Data excerpts:
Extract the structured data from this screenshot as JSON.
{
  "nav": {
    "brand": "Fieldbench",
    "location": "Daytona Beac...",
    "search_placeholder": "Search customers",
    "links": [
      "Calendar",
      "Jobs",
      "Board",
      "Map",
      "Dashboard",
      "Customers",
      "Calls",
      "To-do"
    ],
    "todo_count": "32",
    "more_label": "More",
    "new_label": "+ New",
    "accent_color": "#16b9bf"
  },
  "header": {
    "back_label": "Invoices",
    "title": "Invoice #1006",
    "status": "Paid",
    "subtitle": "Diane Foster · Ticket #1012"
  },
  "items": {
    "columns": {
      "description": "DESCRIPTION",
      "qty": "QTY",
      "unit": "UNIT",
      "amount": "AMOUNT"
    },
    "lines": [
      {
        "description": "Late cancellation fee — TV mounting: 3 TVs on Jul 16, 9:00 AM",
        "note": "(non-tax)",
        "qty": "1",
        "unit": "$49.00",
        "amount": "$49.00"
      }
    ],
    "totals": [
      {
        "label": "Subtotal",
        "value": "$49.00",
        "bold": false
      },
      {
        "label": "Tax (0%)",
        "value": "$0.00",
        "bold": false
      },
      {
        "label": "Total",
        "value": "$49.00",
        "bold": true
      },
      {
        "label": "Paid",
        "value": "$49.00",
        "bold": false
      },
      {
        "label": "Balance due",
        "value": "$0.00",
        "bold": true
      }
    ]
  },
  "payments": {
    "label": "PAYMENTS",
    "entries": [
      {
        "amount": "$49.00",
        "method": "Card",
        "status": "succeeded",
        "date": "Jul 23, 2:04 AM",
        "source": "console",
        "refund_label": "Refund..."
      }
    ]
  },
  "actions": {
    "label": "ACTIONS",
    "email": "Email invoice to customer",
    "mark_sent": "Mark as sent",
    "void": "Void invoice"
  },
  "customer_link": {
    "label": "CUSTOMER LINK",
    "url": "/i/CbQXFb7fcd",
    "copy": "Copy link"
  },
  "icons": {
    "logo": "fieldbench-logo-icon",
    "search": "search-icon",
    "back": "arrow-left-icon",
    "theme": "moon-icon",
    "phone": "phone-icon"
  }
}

* * *

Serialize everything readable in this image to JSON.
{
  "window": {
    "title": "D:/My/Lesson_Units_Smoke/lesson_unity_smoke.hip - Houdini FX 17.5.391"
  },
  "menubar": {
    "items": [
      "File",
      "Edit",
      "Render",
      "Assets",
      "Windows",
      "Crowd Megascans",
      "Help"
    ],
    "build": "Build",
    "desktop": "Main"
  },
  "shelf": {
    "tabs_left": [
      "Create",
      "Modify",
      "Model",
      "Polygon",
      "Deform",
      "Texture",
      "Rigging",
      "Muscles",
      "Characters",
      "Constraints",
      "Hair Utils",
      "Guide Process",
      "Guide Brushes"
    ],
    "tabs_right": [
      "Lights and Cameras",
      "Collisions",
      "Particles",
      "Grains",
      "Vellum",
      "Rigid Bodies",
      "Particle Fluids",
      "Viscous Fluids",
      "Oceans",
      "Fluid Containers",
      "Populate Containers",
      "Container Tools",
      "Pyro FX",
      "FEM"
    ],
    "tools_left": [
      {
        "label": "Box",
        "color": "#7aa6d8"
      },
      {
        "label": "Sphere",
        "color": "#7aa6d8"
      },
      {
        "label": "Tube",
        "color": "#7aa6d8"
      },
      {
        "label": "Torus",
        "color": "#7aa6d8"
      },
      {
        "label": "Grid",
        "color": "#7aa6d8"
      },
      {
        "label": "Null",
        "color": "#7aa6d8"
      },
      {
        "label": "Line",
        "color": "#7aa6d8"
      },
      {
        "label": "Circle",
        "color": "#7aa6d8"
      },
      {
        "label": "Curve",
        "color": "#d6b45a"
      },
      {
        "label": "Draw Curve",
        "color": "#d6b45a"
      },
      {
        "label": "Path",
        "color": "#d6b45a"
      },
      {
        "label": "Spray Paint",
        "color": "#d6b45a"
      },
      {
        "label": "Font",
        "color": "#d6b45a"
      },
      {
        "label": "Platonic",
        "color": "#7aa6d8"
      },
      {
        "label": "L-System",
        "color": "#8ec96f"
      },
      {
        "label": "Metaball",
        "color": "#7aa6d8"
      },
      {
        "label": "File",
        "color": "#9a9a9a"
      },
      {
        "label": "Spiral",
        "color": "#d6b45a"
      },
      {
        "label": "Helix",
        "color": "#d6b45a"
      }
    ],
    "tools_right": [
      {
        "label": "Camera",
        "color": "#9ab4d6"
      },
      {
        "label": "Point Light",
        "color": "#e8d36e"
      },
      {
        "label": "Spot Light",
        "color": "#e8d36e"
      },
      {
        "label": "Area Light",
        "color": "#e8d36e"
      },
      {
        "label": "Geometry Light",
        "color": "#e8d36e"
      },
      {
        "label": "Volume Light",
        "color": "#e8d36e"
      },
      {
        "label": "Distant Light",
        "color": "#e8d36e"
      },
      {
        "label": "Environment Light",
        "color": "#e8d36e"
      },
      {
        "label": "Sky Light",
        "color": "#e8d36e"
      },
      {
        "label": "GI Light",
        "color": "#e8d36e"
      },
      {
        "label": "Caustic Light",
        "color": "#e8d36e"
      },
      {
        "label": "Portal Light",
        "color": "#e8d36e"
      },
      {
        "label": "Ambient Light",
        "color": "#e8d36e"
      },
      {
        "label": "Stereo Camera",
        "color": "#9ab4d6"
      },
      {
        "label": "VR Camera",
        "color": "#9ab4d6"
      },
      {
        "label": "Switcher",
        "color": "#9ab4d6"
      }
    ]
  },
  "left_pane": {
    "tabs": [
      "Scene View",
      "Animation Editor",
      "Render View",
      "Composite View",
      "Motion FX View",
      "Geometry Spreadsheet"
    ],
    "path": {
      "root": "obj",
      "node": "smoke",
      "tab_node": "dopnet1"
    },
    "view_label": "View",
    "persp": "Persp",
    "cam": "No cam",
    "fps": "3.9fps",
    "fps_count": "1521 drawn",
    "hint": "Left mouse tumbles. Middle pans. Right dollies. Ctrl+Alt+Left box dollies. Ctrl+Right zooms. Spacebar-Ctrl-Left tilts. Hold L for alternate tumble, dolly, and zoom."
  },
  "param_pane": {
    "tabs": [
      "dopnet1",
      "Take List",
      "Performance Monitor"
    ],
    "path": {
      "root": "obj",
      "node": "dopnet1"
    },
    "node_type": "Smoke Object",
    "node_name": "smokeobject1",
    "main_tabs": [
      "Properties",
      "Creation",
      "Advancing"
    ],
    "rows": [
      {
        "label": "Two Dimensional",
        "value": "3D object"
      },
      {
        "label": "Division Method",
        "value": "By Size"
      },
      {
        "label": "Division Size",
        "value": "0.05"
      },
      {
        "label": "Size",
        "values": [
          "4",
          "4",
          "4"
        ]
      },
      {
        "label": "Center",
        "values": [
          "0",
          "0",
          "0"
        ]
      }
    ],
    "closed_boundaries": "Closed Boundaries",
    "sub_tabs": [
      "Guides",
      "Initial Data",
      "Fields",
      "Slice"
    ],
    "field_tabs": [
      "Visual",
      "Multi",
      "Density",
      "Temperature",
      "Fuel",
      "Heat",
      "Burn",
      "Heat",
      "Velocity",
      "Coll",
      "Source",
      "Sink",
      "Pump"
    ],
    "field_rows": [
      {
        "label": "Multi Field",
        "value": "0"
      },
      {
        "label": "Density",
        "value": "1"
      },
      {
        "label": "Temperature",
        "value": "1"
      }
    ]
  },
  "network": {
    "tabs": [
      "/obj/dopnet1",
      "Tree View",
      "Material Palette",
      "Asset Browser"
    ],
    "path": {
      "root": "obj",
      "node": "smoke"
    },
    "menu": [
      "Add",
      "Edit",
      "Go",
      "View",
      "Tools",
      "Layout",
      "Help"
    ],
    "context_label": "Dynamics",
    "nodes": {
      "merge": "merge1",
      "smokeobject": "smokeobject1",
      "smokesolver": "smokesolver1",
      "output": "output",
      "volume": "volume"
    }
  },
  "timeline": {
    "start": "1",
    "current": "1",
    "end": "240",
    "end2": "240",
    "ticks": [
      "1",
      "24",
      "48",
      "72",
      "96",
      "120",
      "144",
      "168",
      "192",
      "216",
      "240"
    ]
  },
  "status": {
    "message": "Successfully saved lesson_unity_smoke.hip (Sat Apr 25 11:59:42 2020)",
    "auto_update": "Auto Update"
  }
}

▶ **INSTRUCTION**: In the records above, collect each line with "description".

▶ **FULL OUTPUT**:
      "description": "DESCRIPTION",
        "description": "Late cancellation fee — TV mounting: 3 TVs on Jul 16, 9:00 AM",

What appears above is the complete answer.